## What you are asked to do
Below is a block of records: output all of them exactly and leave out the pictures.
** start of Extracted entries **
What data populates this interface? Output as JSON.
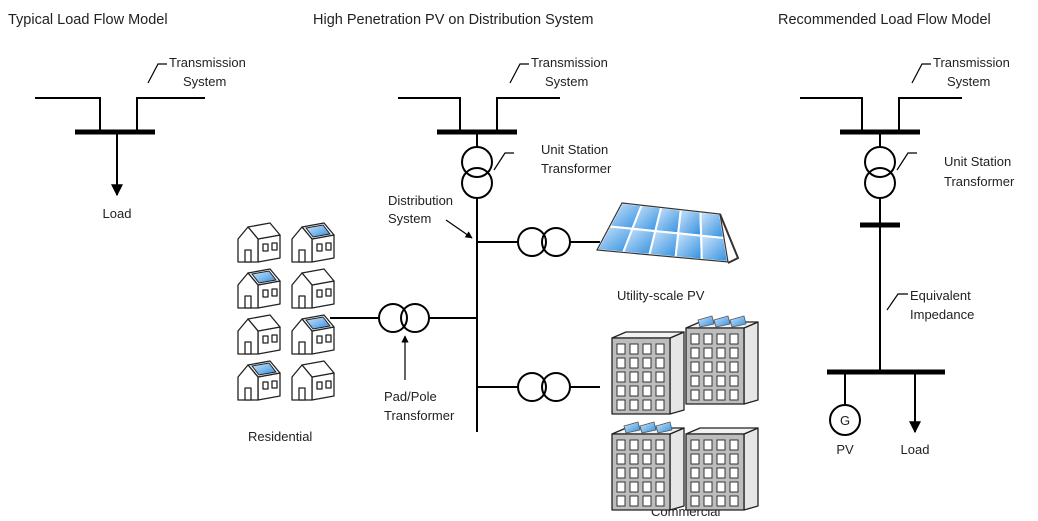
{
  "panels": [
    {
      "title": "Typical Load Flow Model",
      "transmission": [
        "Transmission",
        "System"
      ],
      "load": "Load"
    },
    {
      "title": "High Penetration PV on Distribution System",
      "transmission": [
        "Transmission",
        "System"
      ],
      "unit_transformer": [
        "Unit Station",
        "Transformer"
      ],
      "distribution": [
        "Distribution",
        "System"
      ],
      "utility_pv": "Utility-scale PV",
      "pad_transformer": [
        "Pad/Pole",
        "Transformer"
      ],
      "residential": "Residential",
      "commercial": "Commercial"
    },
    {
      "title": "Recommended Load Flow Model",
      "transmission": [
        "Transmission",
        "System"
      ],
      "unit_transformer": [
        "Unit Station",
        "Transformer"
      ],
      "impedance": [
        "Equivalent",
        "Impedance"
      ],
      "generator": "G",
      "pv": "PV",
      "load": "Load"
    }
  ]
}
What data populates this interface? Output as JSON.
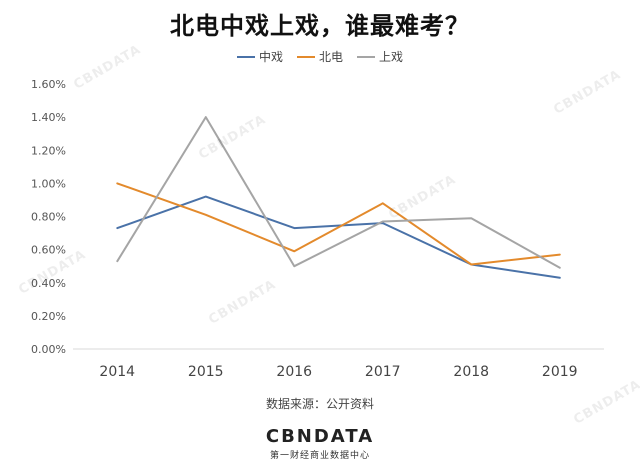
{
  "title": "北电中戏上戏，谁最难考？",
  "source": "数据来源：公开资料",
  "logo": {
    "main": "CBNDATA",
    "sub": "第一财经商业数据中心"
  },
  "watermark": "CBNDATA",
  "colors": {
    "中戏": "#4a72a8",
    "北电": "#e38a2c",
    "上戏": "#a5a5a5"
  },
  "chart_data": {
    "type": "line",
    "title": "北电中戏上戏，谁最难考？",
    "categories": [
      "2014",
      "2015",
      "2016",
      "2017",
      "2018",
      "2019"
    ],
    "ylim": [
      0,
      1.6
    ],
    "yticks": [
      "0.00%",
      "0.20%",
      "0.40%",
      "0.60%",
      "0.80%",
      "1.00%",
      "1.20%",
      "1.40%",
      "1.60%"
    ],
    "grid": false,
    "legend_position": "top",
    "series": [
      {
        "name": "中戏",
        "values": [
          0.73,
          0.92,
          0.73,
          0.76,
          0.51,
          0.43
        ]
      },
      {
        "name": "北电",
        "values": [
          1.0,
          0.81,
          0.59,
          0.88,
          0.51,
          0.57
        ]
      },
      {
        "name": "上戏",
        "values": [
          0.53,
          1.4,
          0.5,
          0.77,
          0.79,
          0.49
        ]
      }
    ]
  }
}
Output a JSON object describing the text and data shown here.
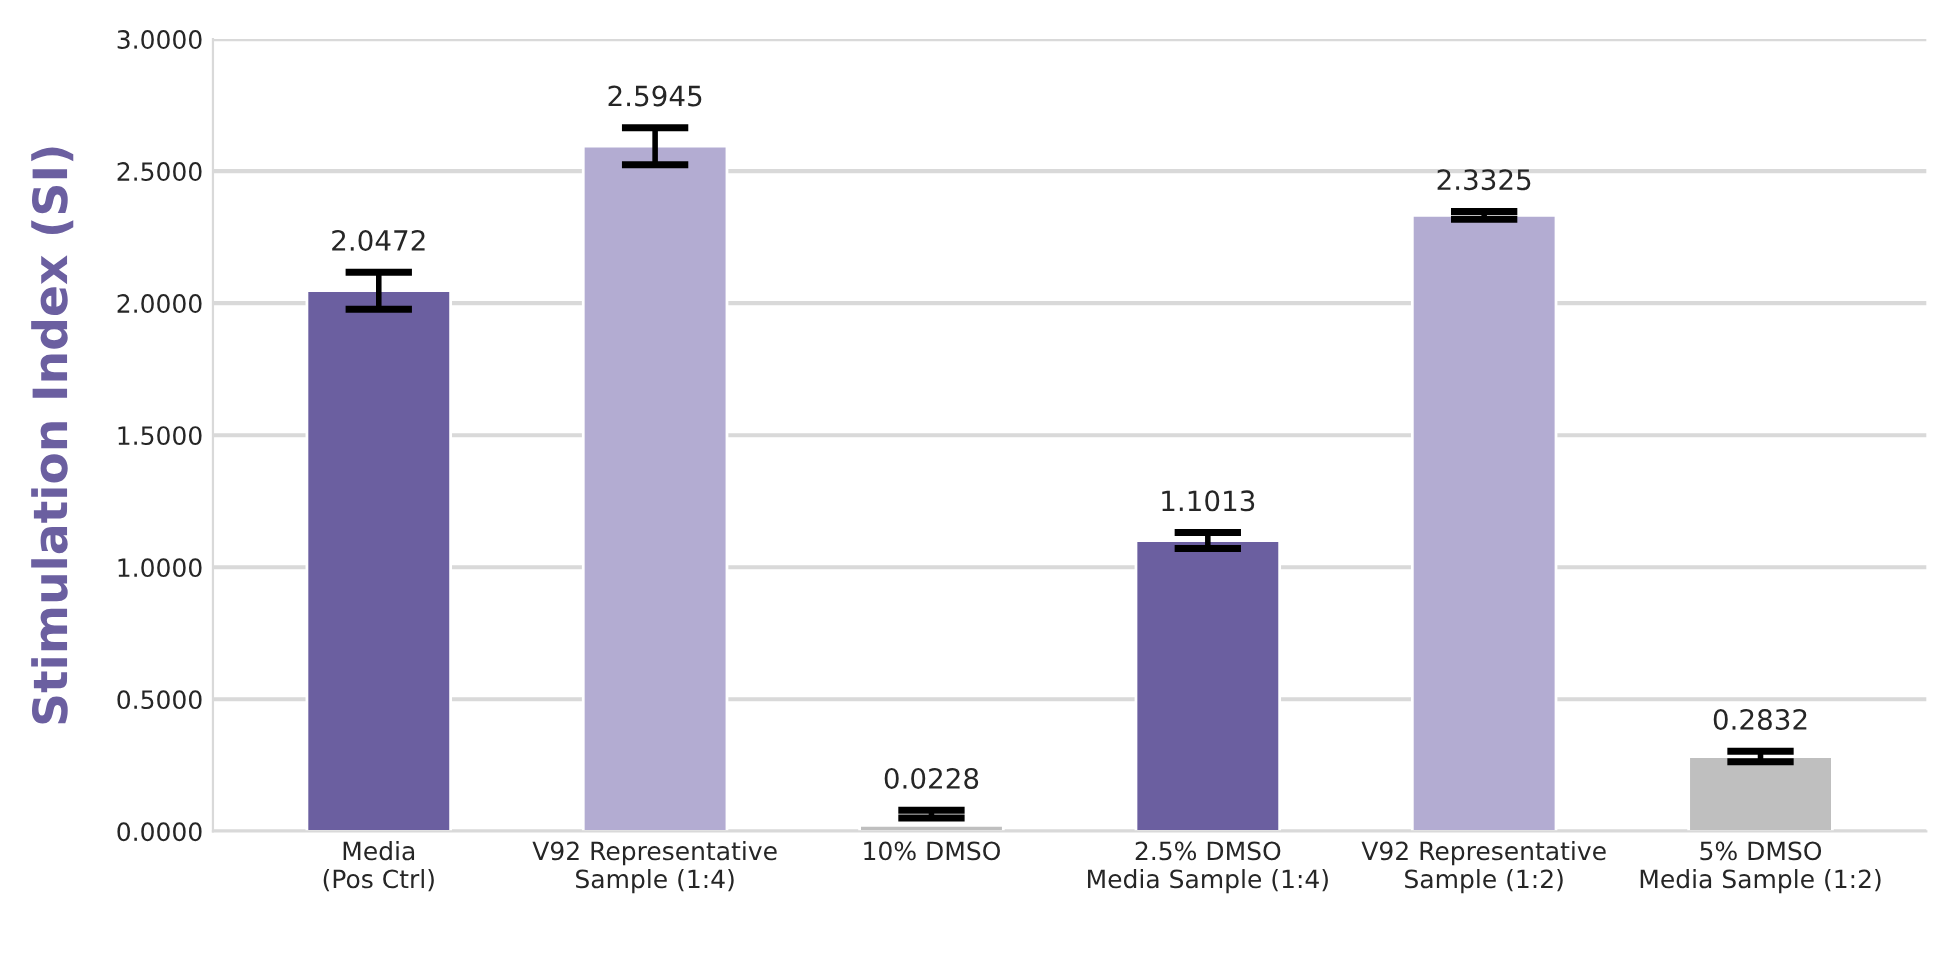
{
  "chart_data": {
    "type": "bar",
    "ylabel": "Stimulation Index (SI)",
    "categories": [
      "Media\n(Pos Ctrl)",
      "V92 Representative\nSample (1:4)",
      "10% DMSO",
      "2.5% DMSO\nMedia Sample (1:4)",
      "V92 Representative\nSample (1:2)",
      "5% DMSO\nMedia Sample (1:2)"
    ],
    "values": [
      2.0472,
      2.5945,
      0.0228,
      1.1013,
      2.3325,
      0.2832
    ],
    "errors": [
      0.07,
      0.07,
      [
        0.05,
        0.08
      ],
      0.03,
      0.015,
      0.02
    ],
    "colors": [
      "#6b5fa0",
      "#b3acd2",
      "#bfbfbf",
      "#6b5fa0",
      "#b3acd2",
      "#bfbfbf"
    ],
    "ylim": [
      0,
      3
    ],
    "yticks": [
      {
        "value": 0,
        "label": "0.0000"
      },
      {
        "value": 0.5,
        "label": "0.5000"
      },
      {
        "value": 1,
        "label": "1.0000"
      },
      {
        "value": 1.5,
        "label": "1.5000"
      },
      {
        "value": 2,
        "label": "2.0000"
      },
      {
        "value": 2.5,
        "label": "2.5000"
      },
      {
        "value": 3,
        "label": "3.0000"
      }
    ],
    "grid": "y",
    "data_labels": true
  }
}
** end of Extracted entries **
## Answer in full
What data populates this interface? Output as JSON.
{
  "panels": [
    {
      "title": "Typical Load Flow Model",
      "transmission": [
        "Transmission",
        "System"
      ],
      "load": "Load"
    },
    {
      "title": "High Penetration PV on Distribution System",
      "transmission": [
        "Transmission",
        "System"
      ],
      "unit_transformer": [
        "Unit Station",
        "Transformer"
      ],
      "distribution": [
        "Distribution",
        "System"
      ],
      "utility_pv": "Utility-scale PV",
      "pad_transformer": [
        "Pad/Pole",
        "Transformer"
      ],
      "residential": "Residential",
      "commercial": "Commercial"
    },
    {
      "title": "Recommended Load Flow Model",
      "transmission": [
        "Transmission",
        "System"
      ],
      "unit_transformer": [
        "Unit Station",
        "Transformer"
      ],
      "impedance": [
        "Equivalent",
        "Impedance"
      ],
      "generator": "G",
      "pv": "PV",
      "load": "Load"
    }
  ]
}
What data populates this interface? Output as JSON.
{
  "title": "北电中戏上戏，谁最难考？",
  "source": "数据来源：公开资料",
  "logo": {
    "main": "CBNDATA",
    "sub": "第一财经商业数据中心"
  },
  "watermark": "CBNDATA",
  "colors": {
    "中戏": "#4a72a8",
    "北电": "#e38a2c",
    "上戏": "#a5a5a5"
  },
  "chart_data": {
    "type": "line",
    "title": "北电中戏上戏，谁最难考？",
    "categories": [
      "2014",
      "2015",
      "2016",
      "2017",
      "2018",
      "2019"
    ],
    "ylim": [
      0,
      1.6
    ],
    "yticks": [
      "0.00%",
      "0.20%",
      "0.40%",
      "0.60%",
      "0.80%",
      "1.00%",
      "1.20%",
      "1.40%",
      "1.60%"
    ],
    "grid": false,
    "legend_position": "top",
    "series": [
      {
        "name": "中戏",
        "values": [
          0.73,
          0.92,
          0.73,
          0.76,
          0.51,
          0.43
        ]
      },
      {
        "name": "北电",
        "values": [
          1.0,
          0.81,
          0.59,
          0.88,
          0.51,
          0.57
        ]
      },
      {
        "name": "上戏",
        "values": [
          0.53,
          1.4,
          0.5,
          0.77,
          0.79,
          0.49
        ]
      }
    ]
  }
}
Output a JSON object describing the text and data shown here.
{
  "chart_data": {
    "type": "bar",
    "ylabel": "Stimulation Index (SI)",
    "categories": [
      "Media\n(Pos Ctrl)",
      "V92 Representative\nSample (1:4)",
      "10% DMSO",
      "2.5% DMSO\nMedia Sample (1:4)",
      "V92 Representative\nSample (1:2)",
      "5% DMSO\nMedia Sample (1:2)"
    ],
    "values": [
      2.0472,
      2.5945,
      0.0228,
      1.1013,
      2.3325,
      0.2832
    ],
    "errors": [
      0.07,
      0.07,
      [
        0.05,
        0.08
      ],
      0.03,
      0.015,
      0.02
    ],
    "colors": [
      "#6b5fa0",
      "#b3acd2",
      "#bfbfbf",
      "#6b5fa0",
      "#b3acd2",
      "#bfbfbf"
    ],
    "ylim": [
      0,
      3
    ],
    "yticks": [
      {
        "value": 0,
        "label": "0.0000"
      },
      {
        "value": 0.5,
        "label": "0.5000"
      },
      {
        "value": 1,
        "label": "1.0000"
      },
      {
        "value": 1.5,
        "label": "1.5000"
      },
      {
        "value": 2,
        "label": "2.0000"
      },
      {
        "value": 2.5,
        "label": "2.5000"
      },
      {
        "value": 3,
        "label": "3.0000"
      }
    ],
    "grid": "y",
    "data_labels": true
  }
}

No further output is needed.